— Start of Records for processing —

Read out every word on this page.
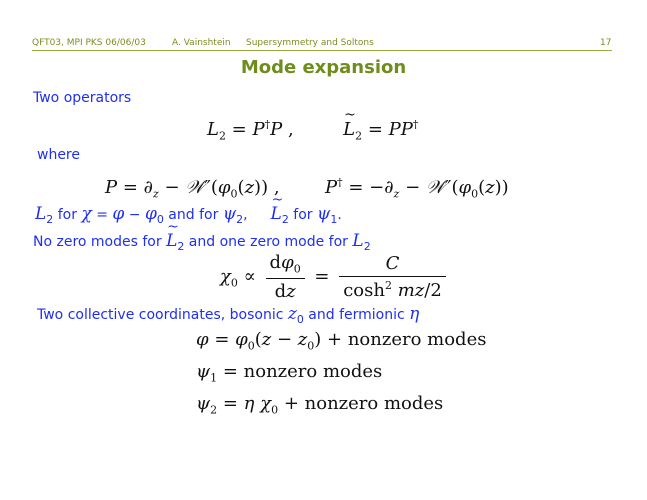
QFT03, MPI PKS 06/06/03	A. Vainshtein Supersymmetry and Soltons	17
Mode expansion
Two operators
$L_2 = P^\dagger P$ ,  ~ $L_2 = PP^\dagger$
where
$P = \partial_z$ − $𝒲''(\varphi_0(z))$ ,  $P^\dagger = -\partial_z$ − $𝒲''(\varphi_0(z))$
$L_2$ for $\chi = \varphi - \varphi_0$ and for $\psi_2$,  ~ $L_2$ for $\psi_1$.
No zero modes for ~ $L_2$ and one zero mode for $L_2$
$\chi_0 \propto \frac{d\varphi_0}{dz} = \frac{C}{\cosh^2 mz/2}$
Two collective coordinates, bosonic $z_0$ and fermionic η
$\varphi = \varphi_0(z - z_0)$ + nonzero modes
$\psi_1$ = nonzero modes
$\psi_2 = \eta$ $\chi_0$ + nonzero modes
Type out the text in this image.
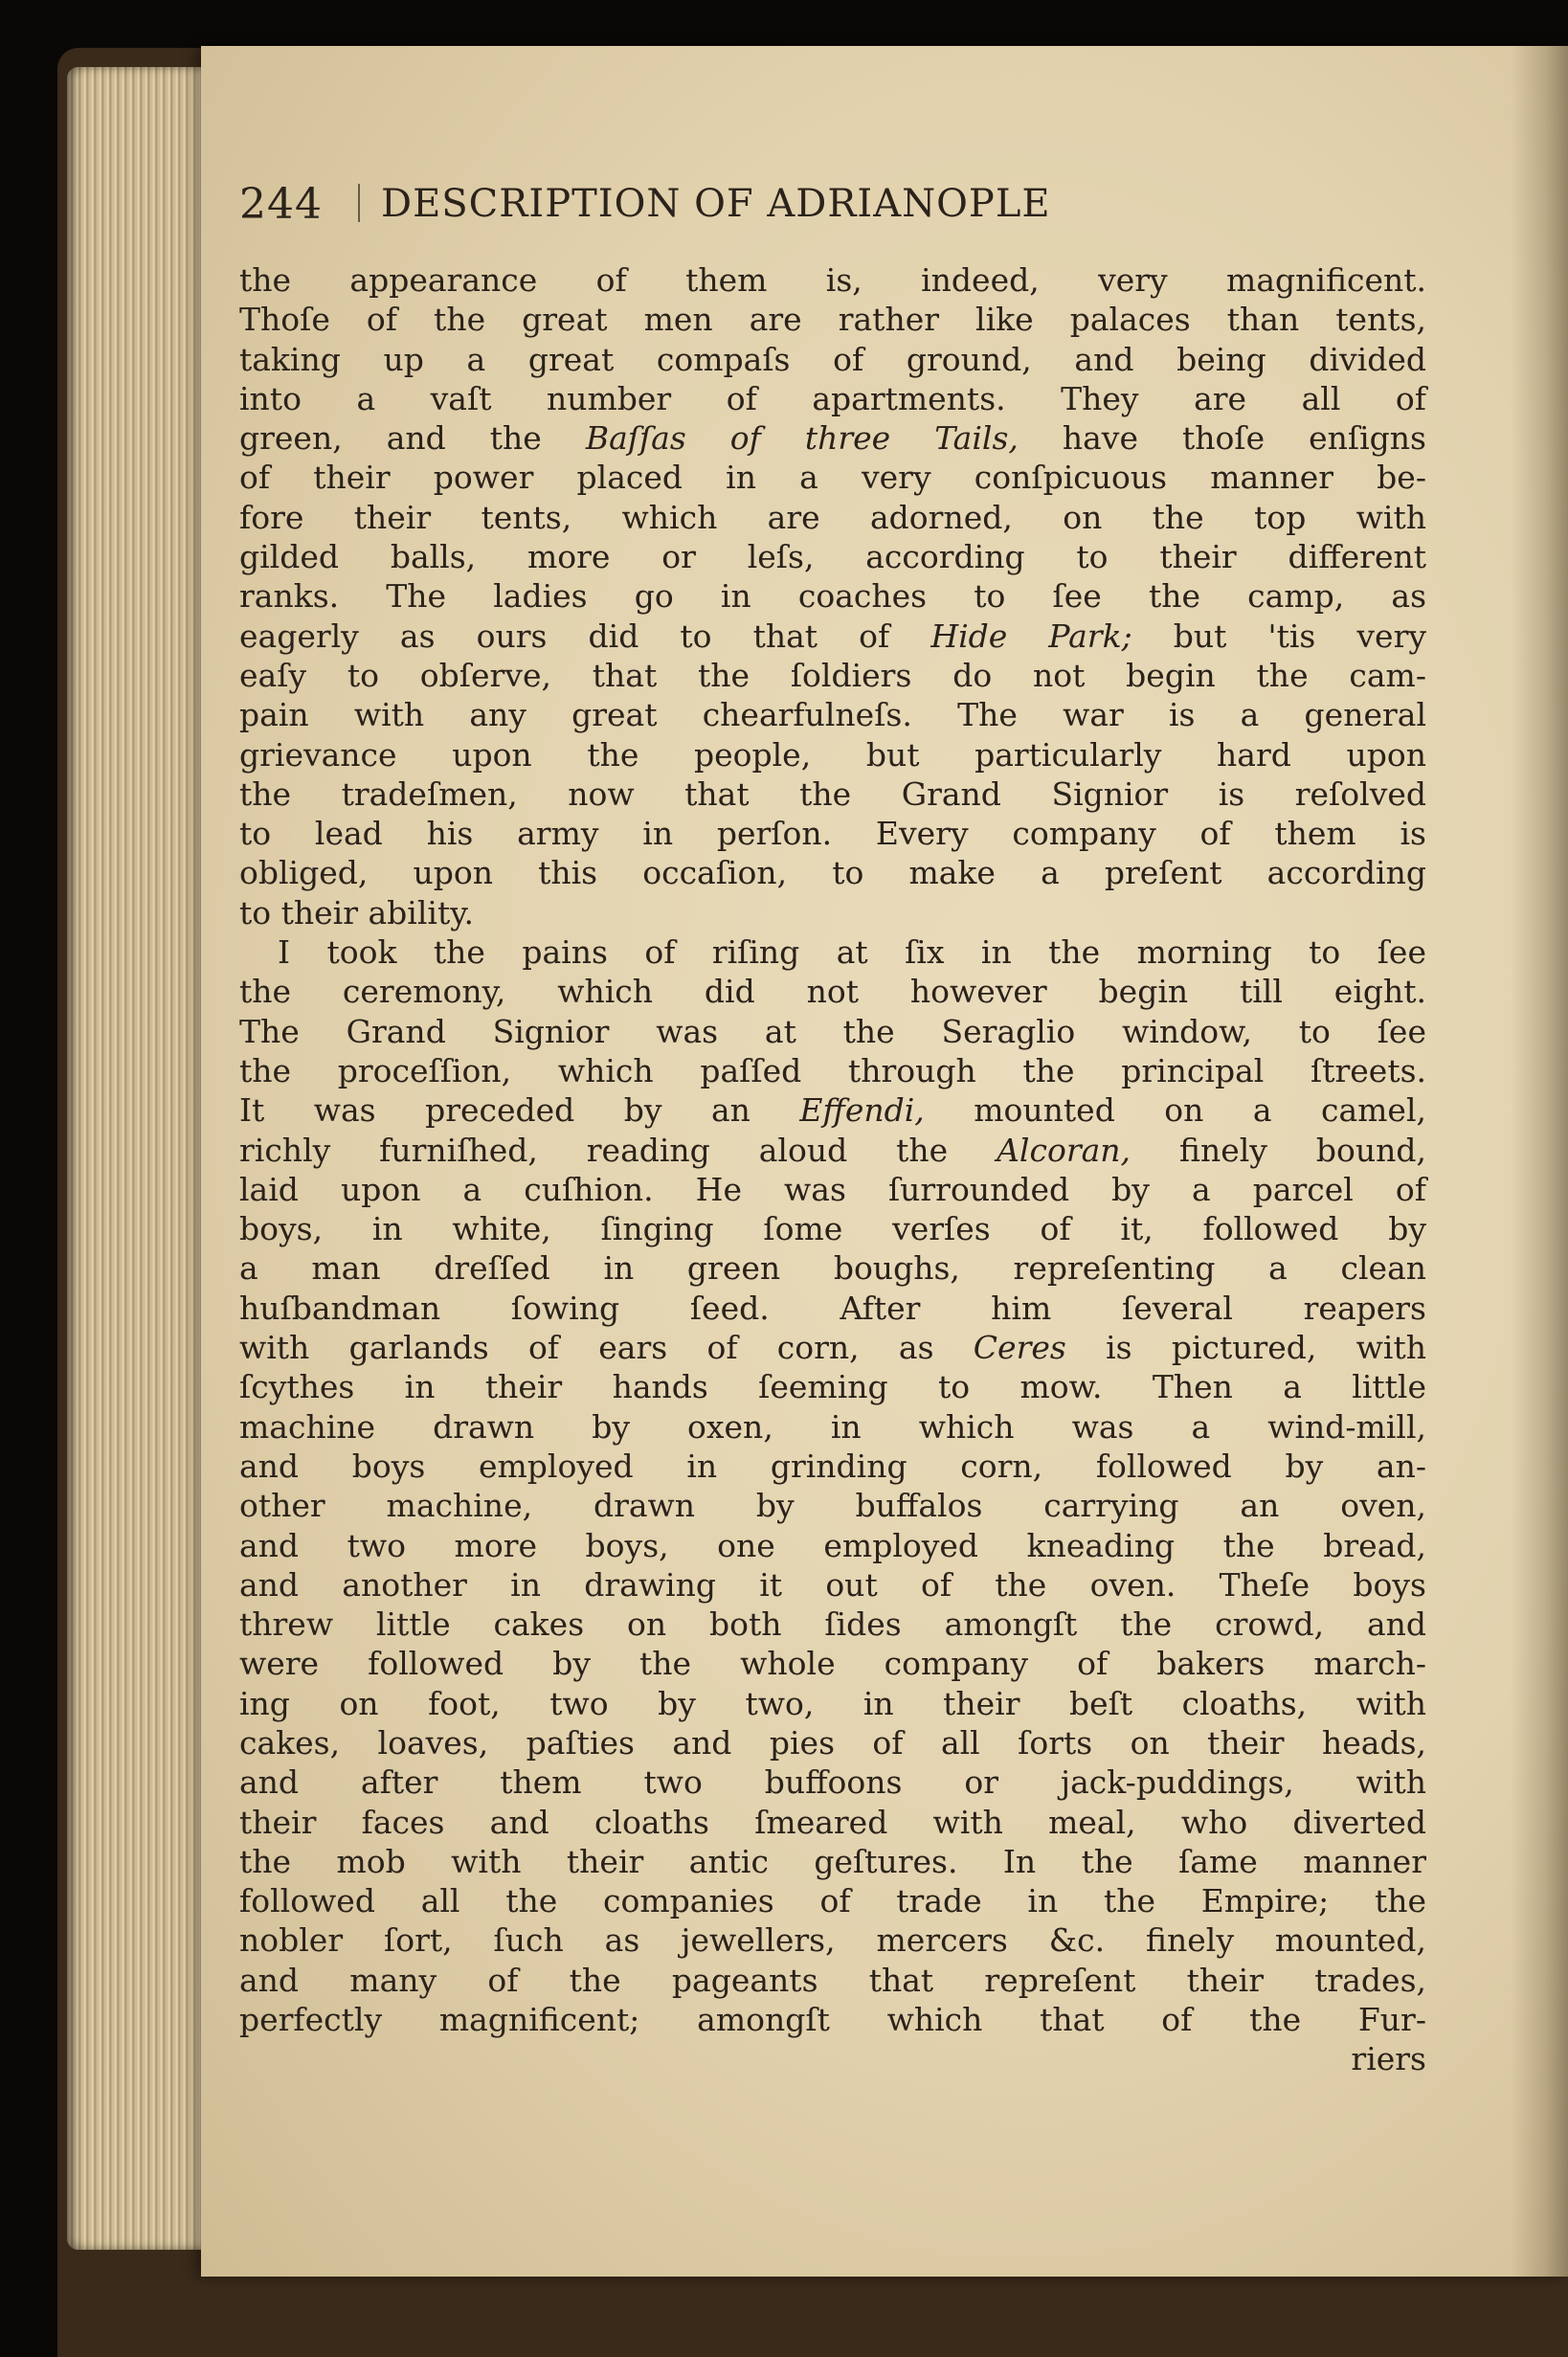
244 DESCRIPTION OF ADRIANOPLE
the appearance of them is, indeed, very magnificent.
Thoſe of the great men are rather like palaces than tents,
taking up a great compaſs of ground, and being divided
into a vaſt number of apartments. They are all of
green, and the Baſſas of three Tails, have thoſe enſigns
of their power placed in a very conſpicuous manner be-
fore their tents, which are adorned, on the top with
gilded balls, more or leſs, according to their different
ranks. The ladies go in coaches to ſee the camp, as
eagerly as ours did to that of Hide Park; but 'tis very
eaſy to obſerve, that the ſoldiers do not begin the cam-
pain with any great chearfulneſs. The war is a general
grievance upon the people, but particularly hard upon
the tradeſmen, now that the Grand Signior is reſolved
to lead his army in perſon. Every company of them is
obliged, upon this occaſion, to make a preſent according
to their ability.
I took the pains of riſing at ſix in the morning to ſee
the ceremony, which did not however begin till eight.
The Grand Signior was at the Seraglio window, to ſee
the proceſſion, which paſſed through the principal ſtreets.
It was preceded by an Effendi, mounted on a camel,
richly furniſhed, reading aloud the Alcoran, finely bound,
laid upon a cuſhion. He was ſurrounded by a parcel of
boys, in white, ſinging ſome verſes of it, followed by
a man dreſſed in green boughs, repreſenting a clean
huſbandman ſowing ſeed. After him ſeveral reapers
with garlands of ears of corn, as Ceres is pictured, with
ſcythes in their hands ſeeming to mow. Then a little
machine drawn by oxen, in which was a wind-mill,
and boys employed in grinding corn, followed by an-
other machine, drawn by buffalos carrying an oven,
and two more boys, one employed kneading the bread,
and another in drawing it out of the oven. Theſe boys
threw little cakes on both ſides amongſt the crowd, and
were followed by the whole company of bakers march-
ing on foot, two by two, in their beſt cloaths, with
cakes, loaves, paſties and pies of all ſorts on their heads,
and after them two buffoons or jack-puddings, with
their faces and cloaths ſmeared with meal, who diverted
the mob with their antic geſtures. In the ſame manner
followed all the companies of trade in the Empire; the
nobler ſort, ſuch as jewellers, mercers &c. finely mounted,
and many of the pageants that repreſent their trades,
perfectly magnificent; amongſt which that of the Fur-
riers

— End of Records for processing —

- [Direction]
Exclude the images, then output the data above word for word.

- [Written answer]
Read out every word on this page.
QFT03, MPI PKS 06/06/03	A. Vainshtein Supersymmetry and Soltons	17
Mode expansion
Two operators
$L_2 = P^\dagger P$ ,  ~ $L_2 = PP^\dagger$
where
$P = \partial_z$ − $𝒲''(\varphi_0(z))$ ,  $P^\dagger = -\partial_z$ − $𝒲''(\varphi_0(z))$
$L_2$ for $\chi = \varphi - \varphi_0$ and for $\psi_2$,  ~ $L_2$ for $\psi_1$.
No zero modes for ~ $L_2$ and one zero mode for $L_2$
$\chi_0 \propto \frac{d\varphi_0}{dz} = \frac{C}{\cosh^2 mz/2}$
Two collective coordinates, bosonic $z_0$ and fermionic η
$\varphi = \varphi_0(z - z_0)$ + nonzero modes
$\psi_1$ = nonzero modes
$\psi_2 = \eta$ $\chi_0$ + nonzero modes
Type out the text in this image.
244 DESCRIPTION OF ADRIANOPLE
the appearance of them is, indeed, very magnificent.
Thoſe of the great men are rather like palaces than tents,
taking up a great compaſs of ground, and being divided
into a vaſt number of apartments. They are all of
green, and the Baſſas of three Tails, have thoſe enſigns
of their power placed in a very conſpicuous manner be-
fore their tents, which are adorned, on the top with
gilded balls, more or leſs, according to their different
ranks. The ladies go in coaches to ſee the camp, as
eagerly as ours did to that of Hide Park; but 'tis very
eaſy to obſerve, that the ſoldiers do not begin the cam-
pain with any great chearfulneſs. The war is a general
grievance upon the people, but particularly hard upon
the tradeſmen, now that the Grand Signior is reſolved
to lead his army in perſon. Every company of them is
obliged, upon this occaſion, to make a preſent according
to their ability.
I took the pains of riſing at ſix in the morning to ſee
the ceremony, which did not however begin till eight.
The Grand Signior was at the Seraglio window, to ſee
the proceſſion, which paſſed through the principal ſtreets.
It was preceded by an Effendi, mounted on a camel,
richly furniſhed, reading aloud the Alcoran, finely bound,
laid upon a cuſhion. He was ſurrounded by a parcel of
boys, in white, ſinging ſome verſes of it, followed by
a man dreſſed in green boughs, repreſenting a clean
huſbandman ſowing ſeed. After him ſeveral reapers
with garlands of ears of corn, as Ceres is pictured, with
ſcythes in their hands ſeeming to mow. Then a little
machine drawn by oxen, in which was a wind-mill,
and boys employed in grinding corn, followed by an-
other machine, drawn by buffalos carrying an oven,
and two more boys, one employed kneading the bread,
and another in drawing it out of the oven. Theſe boys
threw little cakes on both ſides amongſt the crowd, and
were followed by the whole company of bakers march-
ing on foot, two by two, in their beſt cloaths, with
cakes, loaves, paſties and pies of all ſorts on their heads,
and after them two buffoons or jack-puddings, with
their faces and cloaths ſmeared with meal, who diverted
the mob with their antic geſtures. In the ſame manner
followed all the companies of trade in the Empire; the
nobler ſort, ſuch as jewellers, mercers &c. finely mounted,
and many of the pageants that repreſent their trades,
perfectly magnificent; amongſt which that of the Fur-
riers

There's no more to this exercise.